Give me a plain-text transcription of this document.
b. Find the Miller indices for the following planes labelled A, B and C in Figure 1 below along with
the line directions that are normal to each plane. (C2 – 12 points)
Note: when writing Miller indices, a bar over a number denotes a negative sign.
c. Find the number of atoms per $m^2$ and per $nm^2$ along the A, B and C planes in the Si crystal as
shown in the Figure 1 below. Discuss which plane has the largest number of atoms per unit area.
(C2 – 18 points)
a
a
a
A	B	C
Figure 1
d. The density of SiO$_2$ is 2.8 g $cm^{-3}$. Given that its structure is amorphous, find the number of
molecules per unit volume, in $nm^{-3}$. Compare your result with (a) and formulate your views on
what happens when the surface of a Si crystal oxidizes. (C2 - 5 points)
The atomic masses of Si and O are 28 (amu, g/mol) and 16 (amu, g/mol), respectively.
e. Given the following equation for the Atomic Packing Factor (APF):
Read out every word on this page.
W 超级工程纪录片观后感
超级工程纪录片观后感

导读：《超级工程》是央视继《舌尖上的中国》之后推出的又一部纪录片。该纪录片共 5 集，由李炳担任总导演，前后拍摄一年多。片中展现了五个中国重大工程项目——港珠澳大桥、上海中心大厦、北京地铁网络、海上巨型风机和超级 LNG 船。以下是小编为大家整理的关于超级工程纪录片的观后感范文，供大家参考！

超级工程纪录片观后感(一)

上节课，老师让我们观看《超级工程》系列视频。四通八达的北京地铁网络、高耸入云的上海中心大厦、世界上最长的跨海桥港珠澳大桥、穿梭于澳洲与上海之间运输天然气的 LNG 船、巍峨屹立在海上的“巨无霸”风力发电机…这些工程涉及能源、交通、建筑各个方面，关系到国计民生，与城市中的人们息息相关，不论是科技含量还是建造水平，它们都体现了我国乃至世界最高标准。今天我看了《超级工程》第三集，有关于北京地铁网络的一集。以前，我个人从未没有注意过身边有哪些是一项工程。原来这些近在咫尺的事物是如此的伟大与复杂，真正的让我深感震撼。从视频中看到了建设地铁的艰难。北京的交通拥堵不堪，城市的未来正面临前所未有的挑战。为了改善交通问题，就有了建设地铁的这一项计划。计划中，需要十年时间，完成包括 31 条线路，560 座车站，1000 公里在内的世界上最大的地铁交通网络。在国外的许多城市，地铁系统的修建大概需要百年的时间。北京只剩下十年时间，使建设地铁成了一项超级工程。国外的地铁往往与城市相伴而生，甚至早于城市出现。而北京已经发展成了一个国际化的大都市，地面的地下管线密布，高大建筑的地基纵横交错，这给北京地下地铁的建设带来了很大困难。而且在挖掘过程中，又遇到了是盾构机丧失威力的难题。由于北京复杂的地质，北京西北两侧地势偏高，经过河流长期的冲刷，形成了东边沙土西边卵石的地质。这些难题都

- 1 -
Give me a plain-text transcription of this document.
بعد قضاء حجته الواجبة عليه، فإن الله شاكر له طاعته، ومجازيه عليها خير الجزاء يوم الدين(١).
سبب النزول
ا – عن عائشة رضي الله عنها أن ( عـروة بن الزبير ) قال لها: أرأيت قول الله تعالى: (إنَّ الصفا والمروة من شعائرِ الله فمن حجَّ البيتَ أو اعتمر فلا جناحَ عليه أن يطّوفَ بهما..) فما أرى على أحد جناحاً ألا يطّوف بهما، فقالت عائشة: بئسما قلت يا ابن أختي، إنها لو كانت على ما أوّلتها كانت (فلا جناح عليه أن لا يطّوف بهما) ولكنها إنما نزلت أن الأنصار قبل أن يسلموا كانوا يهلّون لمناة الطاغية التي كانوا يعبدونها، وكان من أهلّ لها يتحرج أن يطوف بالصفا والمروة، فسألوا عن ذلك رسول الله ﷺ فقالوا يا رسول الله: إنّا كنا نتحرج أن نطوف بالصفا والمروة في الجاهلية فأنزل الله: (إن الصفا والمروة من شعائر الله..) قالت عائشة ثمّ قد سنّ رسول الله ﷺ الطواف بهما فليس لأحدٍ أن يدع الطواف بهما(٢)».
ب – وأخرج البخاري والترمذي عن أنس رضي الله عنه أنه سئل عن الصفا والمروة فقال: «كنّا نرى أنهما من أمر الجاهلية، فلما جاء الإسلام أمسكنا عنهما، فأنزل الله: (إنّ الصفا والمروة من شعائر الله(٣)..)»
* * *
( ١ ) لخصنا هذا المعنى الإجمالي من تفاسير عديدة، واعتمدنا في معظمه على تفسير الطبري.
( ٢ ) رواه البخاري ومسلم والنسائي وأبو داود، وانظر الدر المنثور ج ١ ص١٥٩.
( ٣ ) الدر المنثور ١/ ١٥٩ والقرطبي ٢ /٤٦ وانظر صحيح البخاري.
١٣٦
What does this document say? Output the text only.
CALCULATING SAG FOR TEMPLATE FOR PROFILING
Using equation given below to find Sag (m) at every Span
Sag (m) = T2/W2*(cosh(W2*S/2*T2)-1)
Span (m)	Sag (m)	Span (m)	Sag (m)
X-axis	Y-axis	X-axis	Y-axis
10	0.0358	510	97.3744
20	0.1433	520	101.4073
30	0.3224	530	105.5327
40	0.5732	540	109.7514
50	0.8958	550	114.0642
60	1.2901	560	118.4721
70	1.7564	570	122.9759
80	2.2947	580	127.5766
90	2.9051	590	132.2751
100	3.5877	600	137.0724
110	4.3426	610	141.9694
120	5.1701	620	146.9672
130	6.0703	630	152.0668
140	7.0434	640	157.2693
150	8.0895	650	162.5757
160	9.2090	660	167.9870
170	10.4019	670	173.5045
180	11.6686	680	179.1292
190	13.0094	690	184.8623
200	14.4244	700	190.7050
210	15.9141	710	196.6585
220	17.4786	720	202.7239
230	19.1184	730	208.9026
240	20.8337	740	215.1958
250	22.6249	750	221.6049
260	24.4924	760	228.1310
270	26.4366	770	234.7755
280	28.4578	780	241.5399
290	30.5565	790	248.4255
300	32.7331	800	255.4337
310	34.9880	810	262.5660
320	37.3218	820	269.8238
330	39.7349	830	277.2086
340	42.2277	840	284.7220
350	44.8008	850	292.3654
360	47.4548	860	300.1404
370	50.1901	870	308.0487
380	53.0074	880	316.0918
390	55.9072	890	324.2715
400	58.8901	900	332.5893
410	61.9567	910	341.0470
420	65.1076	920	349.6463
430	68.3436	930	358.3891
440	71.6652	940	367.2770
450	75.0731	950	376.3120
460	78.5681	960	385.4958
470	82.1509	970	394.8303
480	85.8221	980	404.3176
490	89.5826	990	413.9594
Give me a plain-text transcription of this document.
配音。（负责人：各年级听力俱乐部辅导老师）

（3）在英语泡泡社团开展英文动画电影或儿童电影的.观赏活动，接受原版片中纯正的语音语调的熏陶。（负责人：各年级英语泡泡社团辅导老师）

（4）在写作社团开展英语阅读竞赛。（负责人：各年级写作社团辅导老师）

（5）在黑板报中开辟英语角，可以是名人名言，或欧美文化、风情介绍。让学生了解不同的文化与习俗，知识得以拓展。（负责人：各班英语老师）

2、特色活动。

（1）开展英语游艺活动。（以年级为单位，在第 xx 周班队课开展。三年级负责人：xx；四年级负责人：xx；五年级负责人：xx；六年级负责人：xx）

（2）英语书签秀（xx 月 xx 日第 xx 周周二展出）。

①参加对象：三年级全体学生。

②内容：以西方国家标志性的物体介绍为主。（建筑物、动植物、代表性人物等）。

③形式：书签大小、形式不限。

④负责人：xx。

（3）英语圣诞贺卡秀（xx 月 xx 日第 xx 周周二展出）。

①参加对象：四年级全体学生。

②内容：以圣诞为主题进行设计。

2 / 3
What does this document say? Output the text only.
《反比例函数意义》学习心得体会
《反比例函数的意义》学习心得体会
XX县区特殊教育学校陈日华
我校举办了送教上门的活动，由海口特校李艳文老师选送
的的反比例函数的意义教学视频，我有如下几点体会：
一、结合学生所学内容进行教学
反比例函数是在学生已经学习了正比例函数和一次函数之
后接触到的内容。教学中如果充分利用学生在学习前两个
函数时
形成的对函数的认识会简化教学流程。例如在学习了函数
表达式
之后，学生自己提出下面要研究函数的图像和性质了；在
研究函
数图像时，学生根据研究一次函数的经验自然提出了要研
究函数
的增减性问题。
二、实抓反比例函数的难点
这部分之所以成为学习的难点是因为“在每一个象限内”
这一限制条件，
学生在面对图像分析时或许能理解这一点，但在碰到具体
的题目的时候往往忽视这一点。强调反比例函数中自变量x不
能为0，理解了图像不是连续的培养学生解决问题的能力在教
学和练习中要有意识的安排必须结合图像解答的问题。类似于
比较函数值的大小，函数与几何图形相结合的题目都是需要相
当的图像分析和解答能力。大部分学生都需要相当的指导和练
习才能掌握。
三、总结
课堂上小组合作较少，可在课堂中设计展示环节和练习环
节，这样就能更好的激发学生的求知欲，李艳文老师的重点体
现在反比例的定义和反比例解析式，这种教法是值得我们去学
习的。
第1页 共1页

__Exercise details__
State the number of lines in the records that contain the string "وانظر", and nothing more.

__Task result__
2